Records about charts and figures:
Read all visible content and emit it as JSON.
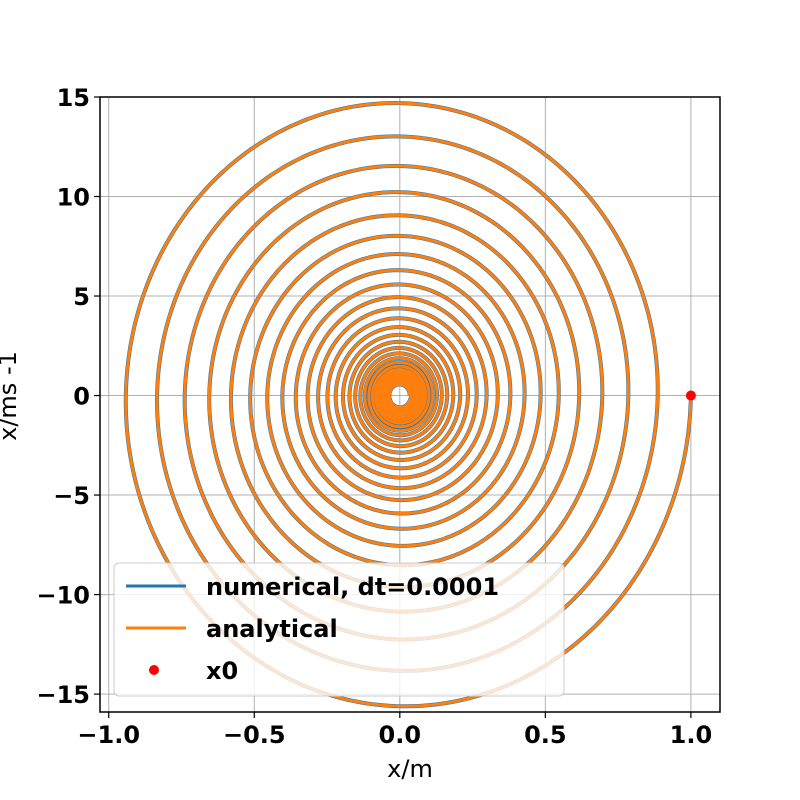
{
  "chart_data": {
    "type": "line",
    "title": "",
    "xlabel": "x/m",
    "ylabel": "x/ms -1",
    "xlim": [
      -1.03,
      1.1
    ],
    "ylim": [
      -15.9,
      15.0
    ],
    "grid": true,
    "legend_position": "lower-left",
    "xticks": [
      -1.0,
      -0.5,
      0.0,
      0.5,
      1.0
    ],
    "xtick_labels": [
      "−1.0",
      "−0.5",
      "0.0",
      "0.5",
      "1.0"
    ],
    "yticks": [
      15,
      10,
      5,
      0,
      -5,
      -10,
      -15
    ],
    "ytick_labels": [
      "15",
      "10",
      "5",
      "0",
      "−5",
      "−10",
      "−15"
    ],
    "series": [
      {
        "name": "numerical, dt=0.0001",
        "kind": "line",
        "color": "#1f77b4",
        "x0": 1.0,
        "v0": 0.0,
        "omega_ratio": 16.09,
        "decay_per_turn": 0.886,
        "turns": 28
      },
      {
        "name": "analytical",
        "kind": "line",
        "color": "#ff7f0e",
        "x0": 1.0,
        "v0": 0.0,
        "omega_ratio": 16.09,
        "decay_per_turn": 0.886,
        "turns": 28
      },
      {
        "name": "x0",
        "kind": "point",
        "color": "#ff0000",
        "x": 1.0,
        "y": 0.0
      }
    ]
  }
}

TASK DESCRIPTION:
The records above must be printed exactly; the pictures stay out.

EXERCISE OUTPUT:
Read all visible content and emit it as JSON.
{
  "chart_data": {
    "type": "line",
    "title": "",
    "xlabel": "x/m",
    "ylabel": "x/ms -1",
    "xlim": [
      -1.03,
      1.1
    ],
    "ylim": [
      -15.9,
      15.0
    ],
    "grid": true,
    "legend_position": "lower-left",
    "xticks": [
      -1.0,
      -0.5,
      0.0,
      0.5,
      1.0
    ],
    "xtick_labels": [
      "−1.0",
      "−0.5",
      "0.0",
      "0.5",
      "1.0"
    ],
    "yticks": [
      15,
      10,
      5,
      0,
      -5,
      -10,
      -15
    ],
    "ytick_labels": [
      "15",
      "10",
      "5",
      "0",
      "−5",
      "−10",
      "−15"
    ],
    "series": [
      {
        "name": "numerical, dt=0.0001",
        "kind": "line",
        "color": "#1f77b4",
        "x0": 1.0,
        "v0": 0.0,
        "omega_ratio": 16.09,
        "decay_per_turn": 0.886,
        "turns": 28
      },
      {
        "name": "analytical",
        "kind": "line",
        "color": "#ff7f0e",
        "x0": 1.0,
        "v0": 0.0,
        "omega_ratio": 16.09,
        "decay_per_turn": 0.886,
        "turns": 28
      },
      {
        "name": "x0",
        "kind": "point",
        "color": "#ff0000",
        "x": 1.0,
        "y": 0.0
      }
    ]
  }
}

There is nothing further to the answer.